- WORK TO BE COMPLETED:
In the lines below, find how many contain the word "JSON" and report that figure alone.

>>>>>

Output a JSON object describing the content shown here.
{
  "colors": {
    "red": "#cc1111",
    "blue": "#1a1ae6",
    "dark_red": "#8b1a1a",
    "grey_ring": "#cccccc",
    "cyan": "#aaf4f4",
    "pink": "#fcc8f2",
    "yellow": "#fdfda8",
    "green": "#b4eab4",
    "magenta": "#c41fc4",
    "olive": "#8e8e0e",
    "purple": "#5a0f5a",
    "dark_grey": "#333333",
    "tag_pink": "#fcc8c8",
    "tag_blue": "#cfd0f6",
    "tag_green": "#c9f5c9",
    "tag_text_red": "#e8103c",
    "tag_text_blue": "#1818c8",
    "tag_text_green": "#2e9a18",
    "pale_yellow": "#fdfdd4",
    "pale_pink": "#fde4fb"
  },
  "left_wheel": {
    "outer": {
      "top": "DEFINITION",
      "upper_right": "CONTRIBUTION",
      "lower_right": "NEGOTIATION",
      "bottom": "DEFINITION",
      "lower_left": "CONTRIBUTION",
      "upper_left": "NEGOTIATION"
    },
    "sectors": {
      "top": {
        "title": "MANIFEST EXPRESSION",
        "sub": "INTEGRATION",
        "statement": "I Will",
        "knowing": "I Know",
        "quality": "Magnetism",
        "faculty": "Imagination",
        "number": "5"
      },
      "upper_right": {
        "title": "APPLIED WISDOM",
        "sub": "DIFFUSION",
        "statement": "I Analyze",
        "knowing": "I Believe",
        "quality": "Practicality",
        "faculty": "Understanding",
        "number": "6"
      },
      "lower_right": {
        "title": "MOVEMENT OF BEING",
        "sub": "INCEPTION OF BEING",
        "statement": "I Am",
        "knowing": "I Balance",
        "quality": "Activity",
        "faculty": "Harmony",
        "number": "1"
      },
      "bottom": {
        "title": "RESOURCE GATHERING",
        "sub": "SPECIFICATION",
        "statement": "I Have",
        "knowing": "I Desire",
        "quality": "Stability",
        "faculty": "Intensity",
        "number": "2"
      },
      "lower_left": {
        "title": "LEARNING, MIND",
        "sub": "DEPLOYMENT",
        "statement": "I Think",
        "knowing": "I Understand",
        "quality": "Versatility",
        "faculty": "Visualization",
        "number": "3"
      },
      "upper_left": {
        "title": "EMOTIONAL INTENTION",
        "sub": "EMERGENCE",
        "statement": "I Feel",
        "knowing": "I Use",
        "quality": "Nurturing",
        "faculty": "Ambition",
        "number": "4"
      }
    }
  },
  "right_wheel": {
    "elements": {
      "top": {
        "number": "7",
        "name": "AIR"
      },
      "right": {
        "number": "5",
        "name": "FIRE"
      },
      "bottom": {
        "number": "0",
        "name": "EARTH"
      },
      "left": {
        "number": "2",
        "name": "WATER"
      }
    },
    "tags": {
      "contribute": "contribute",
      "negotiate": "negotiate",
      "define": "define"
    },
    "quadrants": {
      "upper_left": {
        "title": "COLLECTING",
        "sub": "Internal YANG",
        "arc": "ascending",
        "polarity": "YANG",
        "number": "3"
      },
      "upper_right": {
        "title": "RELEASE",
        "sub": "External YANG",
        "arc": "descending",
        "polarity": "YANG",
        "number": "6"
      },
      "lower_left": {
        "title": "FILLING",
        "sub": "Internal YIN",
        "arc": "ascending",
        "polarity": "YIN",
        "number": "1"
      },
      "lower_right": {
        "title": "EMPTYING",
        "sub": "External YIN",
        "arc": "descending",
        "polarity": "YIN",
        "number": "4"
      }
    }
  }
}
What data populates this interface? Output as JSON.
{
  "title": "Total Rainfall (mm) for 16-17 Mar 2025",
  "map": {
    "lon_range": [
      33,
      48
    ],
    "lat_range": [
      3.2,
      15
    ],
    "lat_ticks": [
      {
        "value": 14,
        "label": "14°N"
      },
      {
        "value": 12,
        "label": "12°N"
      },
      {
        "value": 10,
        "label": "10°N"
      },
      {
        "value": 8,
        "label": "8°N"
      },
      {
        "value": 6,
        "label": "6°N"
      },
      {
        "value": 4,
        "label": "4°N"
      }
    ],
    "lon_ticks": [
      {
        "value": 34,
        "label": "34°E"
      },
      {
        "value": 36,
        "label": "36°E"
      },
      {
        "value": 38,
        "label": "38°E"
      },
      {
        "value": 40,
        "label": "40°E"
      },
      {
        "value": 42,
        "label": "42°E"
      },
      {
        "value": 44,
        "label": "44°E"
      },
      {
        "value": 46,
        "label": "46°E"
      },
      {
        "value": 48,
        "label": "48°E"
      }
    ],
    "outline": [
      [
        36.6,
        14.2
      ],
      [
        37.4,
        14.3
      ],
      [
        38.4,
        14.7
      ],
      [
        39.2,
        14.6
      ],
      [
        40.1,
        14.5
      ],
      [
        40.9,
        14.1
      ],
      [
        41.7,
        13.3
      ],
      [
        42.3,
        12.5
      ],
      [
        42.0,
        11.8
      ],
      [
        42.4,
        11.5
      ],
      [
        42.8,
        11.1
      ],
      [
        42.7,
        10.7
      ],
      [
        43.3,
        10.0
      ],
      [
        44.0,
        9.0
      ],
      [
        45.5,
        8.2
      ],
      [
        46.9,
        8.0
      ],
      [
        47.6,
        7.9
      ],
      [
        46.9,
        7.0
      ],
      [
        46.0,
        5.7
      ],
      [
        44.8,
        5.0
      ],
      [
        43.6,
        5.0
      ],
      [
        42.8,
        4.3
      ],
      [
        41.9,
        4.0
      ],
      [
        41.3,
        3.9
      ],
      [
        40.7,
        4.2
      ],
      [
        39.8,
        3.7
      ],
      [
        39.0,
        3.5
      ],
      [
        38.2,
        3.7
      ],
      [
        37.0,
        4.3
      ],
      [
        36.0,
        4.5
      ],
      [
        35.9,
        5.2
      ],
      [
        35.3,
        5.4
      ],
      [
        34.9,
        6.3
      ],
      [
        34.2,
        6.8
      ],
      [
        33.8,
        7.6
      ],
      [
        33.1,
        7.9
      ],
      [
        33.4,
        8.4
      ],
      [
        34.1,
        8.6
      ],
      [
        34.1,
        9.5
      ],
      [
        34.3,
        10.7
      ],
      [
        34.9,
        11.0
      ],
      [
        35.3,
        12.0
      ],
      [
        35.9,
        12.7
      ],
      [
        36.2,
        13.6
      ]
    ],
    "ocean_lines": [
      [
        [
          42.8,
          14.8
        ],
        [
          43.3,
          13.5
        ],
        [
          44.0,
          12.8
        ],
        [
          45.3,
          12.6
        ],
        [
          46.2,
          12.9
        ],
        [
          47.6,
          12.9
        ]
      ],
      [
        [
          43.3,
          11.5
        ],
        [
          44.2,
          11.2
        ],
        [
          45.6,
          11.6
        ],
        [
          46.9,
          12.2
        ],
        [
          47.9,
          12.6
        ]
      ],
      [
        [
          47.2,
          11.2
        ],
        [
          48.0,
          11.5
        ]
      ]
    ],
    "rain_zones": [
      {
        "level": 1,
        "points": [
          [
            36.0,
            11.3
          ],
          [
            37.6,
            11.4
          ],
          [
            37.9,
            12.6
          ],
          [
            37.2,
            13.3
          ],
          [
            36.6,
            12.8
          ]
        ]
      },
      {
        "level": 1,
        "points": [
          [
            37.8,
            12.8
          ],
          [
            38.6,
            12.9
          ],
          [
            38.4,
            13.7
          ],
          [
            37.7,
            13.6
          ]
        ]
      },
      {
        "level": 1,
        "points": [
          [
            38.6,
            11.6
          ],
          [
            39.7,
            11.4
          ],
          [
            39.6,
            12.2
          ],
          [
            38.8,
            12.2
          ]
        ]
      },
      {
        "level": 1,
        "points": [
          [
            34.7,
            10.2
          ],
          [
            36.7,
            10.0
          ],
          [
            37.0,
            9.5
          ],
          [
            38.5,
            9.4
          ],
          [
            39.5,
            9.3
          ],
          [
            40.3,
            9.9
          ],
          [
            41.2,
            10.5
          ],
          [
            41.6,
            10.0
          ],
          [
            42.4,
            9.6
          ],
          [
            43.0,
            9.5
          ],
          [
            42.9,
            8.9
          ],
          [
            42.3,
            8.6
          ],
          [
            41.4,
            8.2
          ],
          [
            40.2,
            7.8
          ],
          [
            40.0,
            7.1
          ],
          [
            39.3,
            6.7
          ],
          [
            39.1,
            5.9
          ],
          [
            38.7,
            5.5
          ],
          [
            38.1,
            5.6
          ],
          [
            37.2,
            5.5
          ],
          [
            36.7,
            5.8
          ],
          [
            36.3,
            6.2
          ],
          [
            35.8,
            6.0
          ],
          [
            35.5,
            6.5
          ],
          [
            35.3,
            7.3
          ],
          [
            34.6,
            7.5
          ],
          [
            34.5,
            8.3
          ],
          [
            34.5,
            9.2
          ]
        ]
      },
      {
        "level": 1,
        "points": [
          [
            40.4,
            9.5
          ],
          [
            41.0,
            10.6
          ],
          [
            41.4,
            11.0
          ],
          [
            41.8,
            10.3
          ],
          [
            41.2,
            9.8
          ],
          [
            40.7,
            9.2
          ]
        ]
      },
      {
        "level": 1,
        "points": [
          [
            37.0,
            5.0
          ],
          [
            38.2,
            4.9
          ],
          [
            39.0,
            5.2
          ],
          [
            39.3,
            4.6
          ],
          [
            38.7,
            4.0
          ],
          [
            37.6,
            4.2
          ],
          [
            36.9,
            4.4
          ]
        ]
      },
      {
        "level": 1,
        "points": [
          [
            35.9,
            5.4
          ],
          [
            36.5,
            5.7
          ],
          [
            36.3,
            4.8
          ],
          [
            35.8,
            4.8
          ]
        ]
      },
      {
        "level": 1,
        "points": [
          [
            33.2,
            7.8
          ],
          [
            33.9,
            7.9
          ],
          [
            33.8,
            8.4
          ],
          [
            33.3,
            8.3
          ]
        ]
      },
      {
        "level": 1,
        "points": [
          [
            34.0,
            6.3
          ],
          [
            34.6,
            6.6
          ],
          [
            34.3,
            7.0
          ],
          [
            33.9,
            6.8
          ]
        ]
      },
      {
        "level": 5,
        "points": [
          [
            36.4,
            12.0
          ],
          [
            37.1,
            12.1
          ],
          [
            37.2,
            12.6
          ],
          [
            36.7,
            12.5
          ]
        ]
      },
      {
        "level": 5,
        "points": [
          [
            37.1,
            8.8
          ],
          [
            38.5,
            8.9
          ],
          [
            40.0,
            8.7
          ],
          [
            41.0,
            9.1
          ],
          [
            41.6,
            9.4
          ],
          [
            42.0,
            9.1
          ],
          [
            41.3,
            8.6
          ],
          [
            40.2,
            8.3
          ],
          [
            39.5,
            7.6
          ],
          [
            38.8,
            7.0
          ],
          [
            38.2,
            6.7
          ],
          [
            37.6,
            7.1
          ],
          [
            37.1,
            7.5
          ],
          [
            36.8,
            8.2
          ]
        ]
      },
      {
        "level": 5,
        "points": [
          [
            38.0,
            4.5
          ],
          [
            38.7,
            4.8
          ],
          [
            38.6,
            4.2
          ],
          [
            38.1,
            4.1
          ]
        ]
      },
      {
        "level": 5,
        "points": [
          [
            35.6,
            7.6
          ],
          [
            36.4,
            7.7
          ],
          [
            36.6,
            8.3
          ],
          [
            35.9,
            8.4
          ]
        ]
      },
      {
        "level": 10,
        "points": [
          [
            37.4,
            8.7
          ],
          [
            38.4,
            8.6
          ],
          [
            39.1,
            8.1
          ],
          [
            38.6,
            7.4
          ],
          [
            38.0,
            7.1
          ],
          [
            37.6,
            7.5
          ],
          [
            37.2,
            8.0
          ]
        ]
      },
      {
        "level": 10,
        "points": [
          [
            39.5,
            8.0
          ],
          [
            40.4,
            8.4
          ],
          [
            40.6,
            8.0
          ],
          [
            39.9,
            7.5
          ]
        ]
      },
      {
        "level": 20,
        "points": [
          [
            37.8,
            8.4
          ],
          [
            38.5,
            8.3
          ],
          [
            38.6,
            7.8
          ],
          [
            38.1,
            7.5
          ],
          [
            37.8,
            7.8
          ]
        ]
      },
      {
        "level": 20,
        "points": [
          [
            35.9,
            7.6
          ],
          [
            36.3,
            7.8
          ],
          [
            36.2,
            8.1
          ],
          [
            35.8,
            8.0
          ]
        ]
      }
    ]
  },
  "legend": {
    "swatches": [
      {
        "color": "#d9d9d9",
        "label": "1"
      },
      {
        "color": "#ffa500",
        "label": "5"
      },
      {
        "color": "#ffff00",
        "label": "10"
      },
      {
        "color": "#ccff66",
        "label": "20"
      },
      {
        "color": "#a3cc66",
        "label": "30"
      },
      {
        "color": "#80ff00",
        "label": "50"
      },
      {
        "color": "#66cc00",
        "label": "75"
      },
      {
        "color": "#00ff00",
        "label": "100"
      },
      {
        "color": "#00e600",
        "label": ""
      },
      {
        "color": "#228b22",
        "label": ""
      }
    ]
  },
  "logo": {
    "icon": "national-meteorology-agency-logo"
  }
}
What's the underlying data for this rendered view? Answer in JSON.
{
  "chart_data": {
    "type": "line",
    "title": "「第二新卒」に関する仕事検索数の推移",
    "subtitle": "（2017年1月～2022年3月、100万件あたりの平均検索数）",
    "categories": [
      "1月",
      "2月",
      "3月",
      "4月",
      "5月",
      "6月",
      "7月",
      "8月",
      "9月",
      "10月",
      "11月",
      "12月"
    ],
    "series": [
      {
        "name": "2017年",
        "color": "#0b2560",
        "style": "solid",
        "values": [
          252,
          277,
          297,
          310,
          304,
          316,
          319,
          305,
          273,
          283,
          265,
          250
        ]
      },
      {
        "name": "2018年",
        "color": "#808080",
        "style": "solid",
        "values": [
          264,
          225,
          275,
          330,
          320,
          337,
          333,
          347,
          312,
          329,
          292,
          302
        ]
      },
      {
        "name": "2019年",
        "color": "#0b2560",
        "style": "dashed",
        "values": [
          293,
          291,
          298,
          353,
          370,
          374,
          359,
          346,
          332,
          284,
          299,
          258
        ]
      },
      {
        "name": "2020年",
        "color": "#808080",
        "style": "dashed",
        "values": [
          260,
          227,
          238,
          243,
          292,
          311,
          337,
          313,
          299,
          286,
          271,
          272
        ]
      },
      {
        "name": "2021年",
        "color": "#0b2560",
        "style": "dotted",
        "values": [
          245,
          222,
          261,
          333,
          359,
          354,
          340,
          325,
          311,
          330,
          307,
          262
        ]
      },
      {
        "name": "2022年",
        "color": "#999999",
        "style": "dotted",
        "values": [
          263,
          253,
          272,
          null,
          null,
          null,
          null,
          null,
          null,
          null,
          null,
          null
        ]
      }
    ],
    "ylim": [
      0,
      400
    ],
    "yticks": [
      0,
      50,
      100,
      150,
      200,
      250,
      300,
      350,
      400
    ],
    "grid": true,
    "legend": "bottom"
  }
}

<<<<<

- COMPLETE OUTPUT:
3